-- WORK TO COMPLETE --
Below are records; count the lines in them that hold "Broadband" and give only the count.
# START OF EXERCISE INPUT
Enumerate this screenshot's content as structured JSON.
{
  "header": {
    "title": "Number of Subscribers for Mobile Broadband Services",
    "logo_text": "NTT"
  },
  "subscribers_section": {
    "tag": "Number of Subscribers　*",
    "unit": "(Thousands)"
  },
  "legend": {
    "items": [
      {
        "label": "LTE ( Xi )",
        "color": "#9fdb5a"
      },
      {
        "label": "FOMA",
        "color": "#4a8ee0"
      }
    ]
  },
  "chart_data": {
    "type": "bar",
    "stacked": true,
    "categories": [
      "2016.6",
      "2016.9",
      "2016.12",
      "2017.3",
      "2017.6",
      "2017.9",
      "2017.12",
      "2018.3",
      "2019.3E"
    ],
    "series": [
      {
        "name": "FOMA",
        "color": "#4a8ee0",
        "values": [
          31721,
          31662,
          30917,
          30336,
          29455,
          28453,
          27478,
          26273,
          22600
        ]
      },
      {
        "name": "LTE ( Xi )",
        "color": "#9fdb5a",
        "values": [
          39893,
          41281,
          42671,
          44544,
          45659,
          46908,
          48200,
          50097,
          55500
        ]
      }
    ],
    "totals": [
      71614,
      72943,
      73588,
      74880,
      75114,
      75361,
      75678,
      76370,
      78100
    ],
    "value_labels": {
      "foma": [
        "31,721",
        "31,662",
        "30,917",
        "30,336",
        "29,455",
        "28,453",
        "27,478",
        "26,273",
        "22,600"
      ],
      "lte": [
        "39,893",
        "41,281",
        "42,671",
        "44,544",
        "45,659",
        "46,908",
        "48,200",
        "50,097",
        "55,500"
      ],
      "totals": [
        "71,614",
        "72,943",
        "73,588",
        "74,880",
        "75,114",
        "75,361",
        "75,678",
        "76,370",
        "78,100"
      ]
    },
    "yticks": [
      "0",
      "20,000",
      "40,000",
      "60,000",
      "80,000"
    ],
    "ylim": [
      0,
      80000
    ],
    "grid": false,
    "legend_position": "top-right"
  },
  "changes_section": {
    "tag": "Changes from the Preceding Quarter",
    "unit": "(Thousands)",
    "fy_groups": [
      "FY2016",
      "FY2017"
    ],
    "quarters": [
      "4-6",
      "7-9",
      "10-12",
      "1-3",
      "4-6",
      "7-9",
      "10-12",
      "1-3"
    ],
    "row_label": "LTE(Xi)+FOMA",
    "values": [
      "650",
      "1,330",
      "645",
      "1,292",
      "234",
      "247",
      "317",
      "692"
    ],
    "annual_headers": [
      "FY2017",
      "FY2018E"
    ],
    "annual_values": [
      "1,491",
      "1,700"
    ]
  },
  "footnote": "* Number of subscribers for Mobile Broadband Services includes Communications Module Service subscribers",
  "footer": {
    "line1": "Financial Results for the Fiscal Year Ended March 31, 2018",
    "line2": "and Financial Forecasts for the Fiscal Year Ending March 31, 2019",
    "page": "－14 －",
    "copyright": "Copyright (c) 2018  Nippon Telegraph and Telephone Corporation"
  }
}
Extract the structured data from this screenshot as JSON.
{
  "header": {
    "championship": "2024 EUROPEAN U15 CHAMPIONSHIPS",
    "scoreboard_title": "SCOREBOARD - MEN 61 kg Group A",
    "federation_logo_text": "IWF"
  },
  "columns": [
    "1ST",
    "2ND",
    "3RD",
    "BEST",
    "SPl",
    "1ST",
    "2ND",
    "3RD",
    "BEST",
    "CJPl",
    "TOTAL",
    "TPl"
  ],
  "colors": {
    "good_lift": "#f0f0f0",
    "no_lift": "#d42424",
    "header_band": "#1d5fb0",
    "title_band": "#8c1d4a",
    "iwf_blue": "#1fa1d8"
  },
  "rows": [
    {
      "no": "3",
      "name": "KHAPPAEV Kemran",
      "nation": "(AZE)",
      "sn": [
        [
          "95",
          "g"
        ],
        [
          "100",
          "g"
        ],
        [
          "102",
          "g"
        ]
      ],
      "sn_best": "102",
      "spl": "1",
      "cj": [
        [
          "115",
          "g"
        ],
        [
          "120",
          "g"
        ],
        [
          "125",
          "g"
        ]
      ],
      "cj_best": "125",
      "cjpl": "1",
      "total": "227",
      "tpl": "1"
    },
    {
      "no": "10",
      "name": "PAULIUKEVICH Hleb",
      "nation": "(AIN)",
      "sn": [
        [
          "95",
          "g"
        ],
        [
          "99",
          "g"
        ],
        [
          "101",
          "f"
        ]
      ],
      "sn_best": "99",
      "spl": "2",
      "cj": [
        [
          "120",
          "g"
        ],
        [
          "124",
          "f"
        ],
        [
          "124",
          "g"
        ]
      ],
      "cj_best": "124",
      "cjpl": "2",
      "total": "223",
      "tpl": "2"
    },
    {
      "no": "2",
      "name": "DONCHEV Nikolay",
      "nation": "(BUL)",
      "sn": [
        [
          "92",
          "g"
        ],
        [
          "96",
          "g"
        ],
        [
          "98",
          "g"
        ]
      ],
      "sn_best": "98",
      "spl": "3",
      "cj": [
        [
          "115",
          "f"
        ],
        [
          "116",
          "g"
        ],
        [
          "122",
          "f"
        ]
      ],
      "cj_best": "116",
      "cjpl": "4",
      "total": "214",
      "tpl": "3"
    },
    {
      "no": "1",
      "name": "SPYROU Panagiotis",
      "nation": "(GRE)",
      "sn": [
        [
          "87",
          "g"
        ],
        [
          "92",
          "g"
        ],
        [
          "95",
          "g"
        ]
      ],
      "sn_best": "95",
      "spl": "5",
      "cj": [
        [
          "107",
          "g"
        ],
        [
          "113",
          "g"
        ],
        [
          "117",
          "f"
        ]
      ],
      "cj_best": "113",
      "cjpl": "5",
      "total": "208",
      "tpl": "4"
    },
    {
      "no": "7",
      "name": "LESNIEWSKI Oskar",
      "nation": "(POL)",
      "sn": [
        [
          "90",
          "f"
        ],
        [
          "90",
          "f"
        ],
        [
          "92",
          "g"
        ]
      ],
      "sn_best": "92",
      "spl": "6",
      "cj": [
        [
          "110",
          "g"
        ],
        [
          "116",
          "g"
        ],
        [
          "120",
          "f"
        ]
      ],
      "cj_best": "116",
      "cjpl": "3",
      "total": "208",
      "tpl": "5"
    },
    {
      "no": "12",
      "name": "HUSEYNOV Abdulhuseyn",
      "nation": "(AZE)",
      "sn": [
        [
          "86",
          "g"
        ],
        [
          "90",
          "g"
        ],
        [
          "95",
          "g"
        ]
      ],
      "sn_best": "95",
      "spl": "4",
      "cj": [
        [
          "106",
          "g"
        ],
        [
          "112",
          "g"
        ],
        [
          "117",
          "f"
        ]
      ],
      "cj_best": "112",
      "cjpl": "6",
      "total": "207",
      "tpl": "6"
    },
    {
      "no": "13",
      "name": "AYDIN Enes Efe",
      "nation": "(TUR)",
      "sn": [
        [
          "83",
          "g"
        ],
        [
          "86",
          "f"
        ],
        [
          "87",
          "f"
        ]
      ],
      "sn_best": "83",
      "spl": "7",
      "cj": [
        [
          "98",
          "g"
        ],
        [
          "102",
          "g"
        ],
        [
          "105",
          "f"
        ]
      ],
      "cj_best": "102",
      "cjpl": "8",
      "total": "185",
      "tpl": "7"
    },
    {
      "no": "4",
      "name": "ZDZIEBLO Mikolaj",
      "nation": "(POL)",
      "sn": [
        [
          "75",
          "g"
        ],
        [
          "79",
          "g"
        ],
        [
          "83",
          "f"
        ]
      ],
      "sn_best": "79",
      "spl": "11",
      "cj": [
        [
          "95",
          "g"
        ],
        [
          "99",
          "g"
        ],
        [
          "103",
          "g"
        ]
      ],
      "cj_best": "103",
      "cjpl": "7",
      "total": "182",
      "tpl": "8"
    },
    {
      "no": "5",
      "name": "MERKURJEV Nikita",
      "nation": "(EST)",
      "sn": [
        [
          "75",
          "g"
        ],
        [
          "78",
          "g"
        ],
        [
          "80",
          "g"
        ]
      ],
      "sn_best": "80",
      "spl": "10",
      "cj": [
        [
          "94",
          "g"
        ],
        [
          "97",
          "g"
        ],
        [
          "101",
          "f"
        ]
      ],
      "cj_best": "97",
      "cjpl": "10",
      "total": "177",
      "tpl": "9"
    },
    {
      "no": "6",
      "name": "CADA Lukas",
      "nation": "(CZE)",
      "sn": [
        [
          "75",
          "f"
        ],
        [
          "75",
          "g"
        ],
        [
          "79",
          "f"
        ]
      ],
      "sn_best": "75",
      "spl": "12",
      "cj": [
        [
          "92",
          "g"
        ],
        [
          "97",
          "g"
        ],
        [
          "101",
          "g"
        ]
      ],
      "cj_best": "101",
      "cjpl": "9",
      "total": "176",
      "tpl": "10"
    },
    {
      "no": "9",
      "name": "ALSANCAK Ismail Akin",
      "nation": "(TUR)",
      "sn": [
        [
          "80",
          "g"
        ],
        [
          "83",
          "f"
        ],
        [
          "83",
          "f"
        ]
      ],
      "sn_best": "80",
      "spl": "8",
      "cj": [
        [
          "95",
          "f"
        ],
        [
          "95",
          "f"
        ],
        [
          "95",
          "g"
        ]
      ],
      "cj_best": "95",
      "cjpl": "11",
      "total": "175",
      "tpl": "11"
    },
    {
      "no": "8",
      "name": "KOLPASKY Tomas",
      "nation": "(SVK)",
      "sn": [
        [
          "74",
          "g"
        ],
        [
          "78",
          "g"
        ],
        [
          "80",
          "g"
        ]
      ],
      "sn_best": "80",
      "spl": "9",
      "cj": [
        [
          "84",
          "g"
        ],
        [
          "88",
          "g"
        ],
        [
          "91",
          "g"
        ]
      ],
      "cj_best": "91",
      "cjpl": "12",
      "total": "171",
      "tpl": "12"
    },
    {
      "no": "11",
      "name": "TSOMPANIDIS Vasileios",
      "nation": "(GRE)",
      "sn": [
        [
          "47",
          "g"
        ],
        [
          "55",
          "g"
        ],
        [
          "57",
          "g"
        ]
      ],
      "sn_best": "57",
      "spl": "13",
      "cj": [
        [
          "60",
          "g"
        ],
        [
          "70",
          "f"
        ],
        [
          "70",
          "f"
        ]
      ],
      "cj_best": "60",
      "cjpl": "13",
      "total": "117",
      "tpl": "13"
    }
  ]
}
# END OF EXERCISE INPUT
-- FINISHED EXERCISE --
2